Extracted data entries

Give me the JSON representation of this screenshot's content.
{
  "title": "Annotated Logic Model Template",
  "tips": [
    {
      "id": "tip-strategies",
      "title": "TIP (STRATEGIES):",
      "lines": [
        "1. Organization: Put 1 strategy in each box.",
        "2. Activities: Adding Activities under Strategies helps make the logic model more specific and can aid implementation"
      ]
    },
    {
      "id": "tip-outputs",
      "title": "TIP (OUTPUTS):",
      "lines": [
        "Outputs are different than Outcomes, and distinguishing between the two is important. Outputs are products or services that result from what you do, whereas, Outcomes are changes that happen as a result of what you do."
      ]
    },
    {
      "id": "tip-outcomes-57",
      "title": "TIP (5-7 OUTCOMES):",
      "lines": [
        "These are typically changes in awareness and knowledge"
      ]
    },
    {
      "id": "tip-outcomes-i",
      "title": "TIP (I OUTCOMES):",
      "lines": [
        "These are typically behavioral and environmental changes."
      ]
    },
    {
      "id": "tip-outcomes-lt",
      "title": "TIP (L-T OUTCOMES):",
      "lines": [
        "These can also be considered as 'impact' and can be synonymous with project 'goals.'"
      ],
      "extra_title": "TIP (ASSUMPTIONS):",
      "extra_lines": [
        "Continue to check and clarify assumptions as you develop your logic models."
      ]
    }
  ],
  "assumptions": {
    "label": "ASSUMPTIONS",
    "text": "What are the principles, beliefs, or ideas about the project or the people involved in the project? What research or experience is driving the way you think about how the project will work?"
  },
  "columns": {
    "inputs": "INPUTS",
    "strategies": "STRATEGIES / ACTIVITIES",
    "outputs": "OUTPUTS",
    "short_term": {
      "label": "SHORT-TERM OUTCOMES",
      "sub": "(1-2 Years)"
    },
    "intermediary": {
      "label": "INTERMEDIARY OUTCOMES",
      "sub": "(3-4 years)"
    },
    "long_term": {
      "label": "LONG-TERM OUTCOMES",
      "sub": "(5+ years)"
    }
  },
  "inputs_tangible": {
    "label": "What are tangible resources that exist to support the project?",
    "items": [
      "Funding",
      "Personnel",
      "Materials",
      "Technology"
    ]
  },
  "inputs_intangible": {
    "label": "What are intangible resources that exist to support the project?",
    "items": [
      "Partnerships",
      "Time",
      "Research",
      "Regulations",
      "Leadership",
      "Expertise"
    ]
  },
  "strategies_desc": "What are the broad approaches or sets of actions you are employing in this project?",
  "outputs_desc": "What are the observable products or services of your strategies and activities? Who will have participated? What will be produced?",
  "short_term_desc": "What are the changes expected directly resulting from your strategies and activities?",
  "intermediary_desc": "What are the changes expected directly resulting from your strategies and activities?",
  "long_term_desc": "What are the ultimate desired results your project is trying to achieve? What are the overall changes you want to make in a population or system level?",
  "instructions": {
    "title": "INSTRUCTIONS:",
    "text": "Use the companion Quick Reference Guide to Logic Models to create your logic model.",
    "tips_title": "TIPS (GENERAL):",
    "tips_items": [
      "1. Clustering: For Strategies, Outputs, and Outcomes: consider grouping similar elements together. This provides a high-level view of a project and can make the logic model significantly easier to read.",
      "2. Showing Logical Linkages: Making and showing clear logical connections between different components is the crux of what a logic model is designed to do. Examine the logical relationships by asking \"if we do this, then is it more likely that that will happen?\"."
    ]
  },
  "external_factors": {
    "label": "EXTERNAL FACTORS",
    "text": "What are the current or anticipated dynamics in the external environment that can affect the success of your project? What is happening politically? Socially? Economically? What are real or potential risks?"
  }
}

To do |
Write out every line exactly as it stands.

Worked answer |
Give me the JSON representation of this screenshot's content.
{
  "title": "Annotated Logic Model Template",
  "tips": [
    {
      "id": "tip-strategies",
      "title": "TIP (STRATEGIES):",
      "lines": [
        "1. Organization: Put 1 strategy in each box.",
        "2. Activities: Adding Activities under Strategies helps make the logic model more specific and can aid implementation"
      ]
    },
    {
      "id": "tip-outputs",
      "title": "TIP (OUTPUTS):",
      "lines": [
        "Outputs are different than Outcomes, and distinguishing between the two is important. Outputs are products or services that result from what you do, whereas, Outcomes are changes that happen as a result of what you do."
      ]
    },
    {
      "id": "tip-outcomes-57",
      "title": "TIP (5-7 OUTCOMES):",
      "lines": [
        "These are typically changes in awareness and knowledge"
      ]
    },
    {
      "id": "tip-outcomes-i",
      "title": "TIP (I OUTCOMES):",
      "lines": [
        "These are typically behavioral and environmental changes."
      ]
    },
    {
      "id": "tip-outcomes-lt",
      "title": "TIP (L-T OUTCOMES):",
      "lines": [
        "These can also be considered as 'impact' and can be synonymous with project 'goals.'"
      ],
      "extra_title": "TIP (ASSUMPTIONS):",
      "extra_lines": [
        "Continue to check and clarify assumptions as you develop your logic models."
      ]
    }
  ],
  "assumptions": {
    "label": "ASSUMPTIONS",
    "text": "What are the principles, beliefs, or ideas about the project or the people involved in the project? What research or experience is driving the way you think about how the project will work?"
  },
  "columns": {
    "inputs": "INPUTS",
    "strategies": "STRATEGIES / ACTIVITIES",
    "outputs": "OUTPUTS",
    "short_term": {
      "label": "SHORT-TERM OUTCOMES",
      "sub": "(1-2 Years)"
    },
    "intermediary": {
      "label": "INTERMEDIARY OUTCOMES",
      "sub": "(3-4 years)"
    },
    "long_term": {
      "label": "LONG-TERM OUTCOMES",
      "sub": "(5+ years)"
    }
  },
  "inputs_tangible": {
    "label": "What are tangible resources that exist to support the project?",
    "items": [
      "Funding",
      "Personnel",
      "Materials",
      "Technology"
    ]
  },
  "inputs_intangible": {
    "label": "What are intangible resources that exist to support the project?",
    "items": [
      "Partnerships",
      "Time",
      "Research",
      "Regulations",
      "Leadership",
      "Expertise"
    ]
  },
  "strategies_desc": "What are the broad approaches or sets of actions you are employing in this project?",
  "outputs_desc": "What are the observable products or services of your strategies and activities? Who will have participated? What will be produced?",
  "short_term_desc": "What are the changes expected directly resulting from your strategies and activities?",
  "intermediary_desc": "What are the changes expected directly resulting from your strategies and activities?",
  "long_term_desc": "What are the ultimate desired results your project is trying to achieve? What are the overall changes you want to make in a population or system level?",
  "instructions": {
    "title": "INSTRUCTIONS:",
    "text": "Use the companion Quick Reference Guide to Logic Models to create your logic model.",
    "tips_title": "TIPS (GENERAL):",
    "tips_items": [
      "1. Clustering: For Strategies, Outputs, and Outcomes: consider grouping similar elements together. This provides a high-level view of a project and can make the logic model significantly easier to read.",
      "2. Showing Logical Linkages: Making and showing clear logical connections between different components is the crux of what a logic model is designed to do. Examine the logical relationships by asking \"if we do this, then is it more likely that that will happen?\"."
    ]
  },
  "external_factors": {
    "label": "EXTERNAL FACTORS",
    "text": "What are the current or anticipated dynamics in the external environment that can affect the success of your project? What is happening politically? Socially? Economically? What are real or potential risks?"
  }
}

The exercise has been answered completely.